**RECORDS FOR THE TASK:**

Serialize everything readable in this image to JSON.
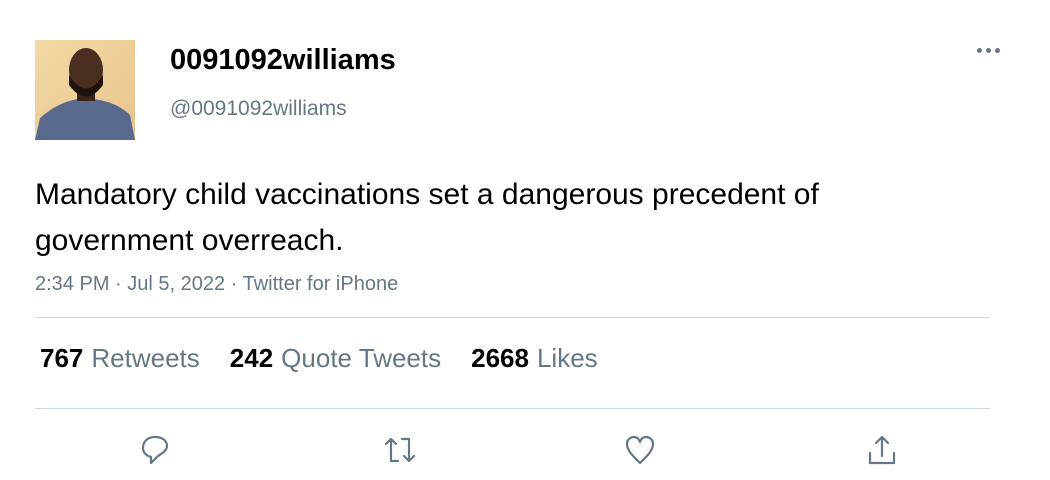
{
  "user": {
    "display_name": "0091092williams",
    "handle": "@0091092williams"
  },
  "tweet": {
    "text": "Mandatory child vaccinations set a dangerous precedent of government overreach.",
    "time": "2:34 PM",
    "date": "Jul 5, 2022",
    "source": "Twitter for iPhone",
    "separator": "·"
  },
  "stats": [
    {
      "count": "767",
      "label": "Retweets"
    },
    {
      "count": "242",
      "label": "Quote Tweets"
    },
    {
      "count": "2668",
      "label": "Likes"
    }
  ],
  "actions": [
    "reply-icon",
    "retweet-icon",
    "like-icon",
    "share-icon"
  ],
  "colors": {
    "secondary": "#657786",
    "divider": "#ccd6dd"
  }
}
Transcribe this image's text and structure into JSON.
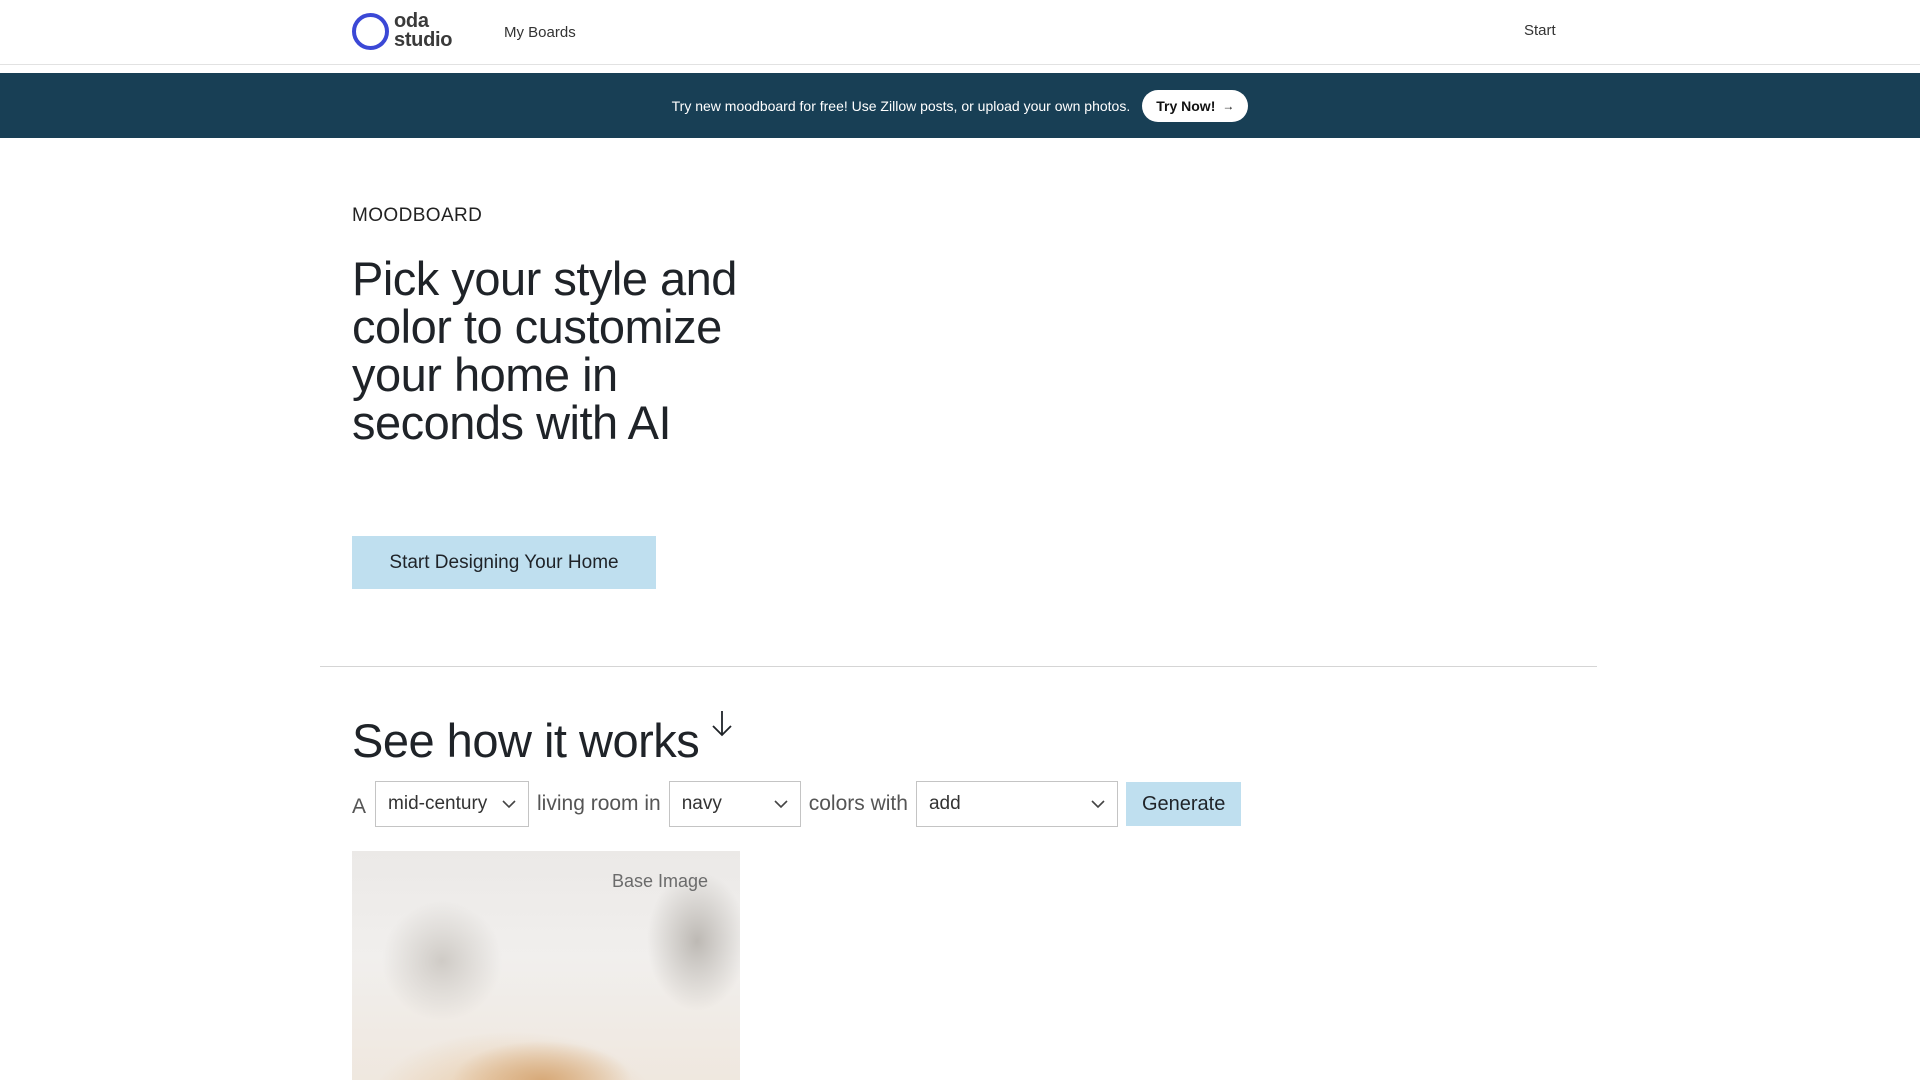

**WHAT TO WORK ON:** Make an exact copy of every entry above, minus the images.

**FINISHED TASK:**
Serialize everything readable in this image to JSON.
{
  "user": {
    "display_name": "0091092williams",
    "handle": "@0091092williams"
  },
  "tweet": {
    "text": "Mandatory child vaccinations set a dangerous precedent of government overreach.",
    "time": "2:34 PM",
    "date": "Jul 5, 2022",
    "source": "Twitter for iPhone",
    "separator": "·"
  },
  "stats": [
    {
      "count": "767",
      "label": "Retweets"
    },
    {
      "count": "242",
      "label": "Quote Tweets"
    },
    {
      "count": "2668",
      "label": "Likes"
    }
  ],
  "actions": [
    "reply-icon",
    "retweet-icon",
    "like-icon",
    "share-icon"
  ],
  "colors": {
    "secondary": "#657786",
    "divider": "#ccd6dd"
  }
}
Transcribe this image's text and structure into JSON.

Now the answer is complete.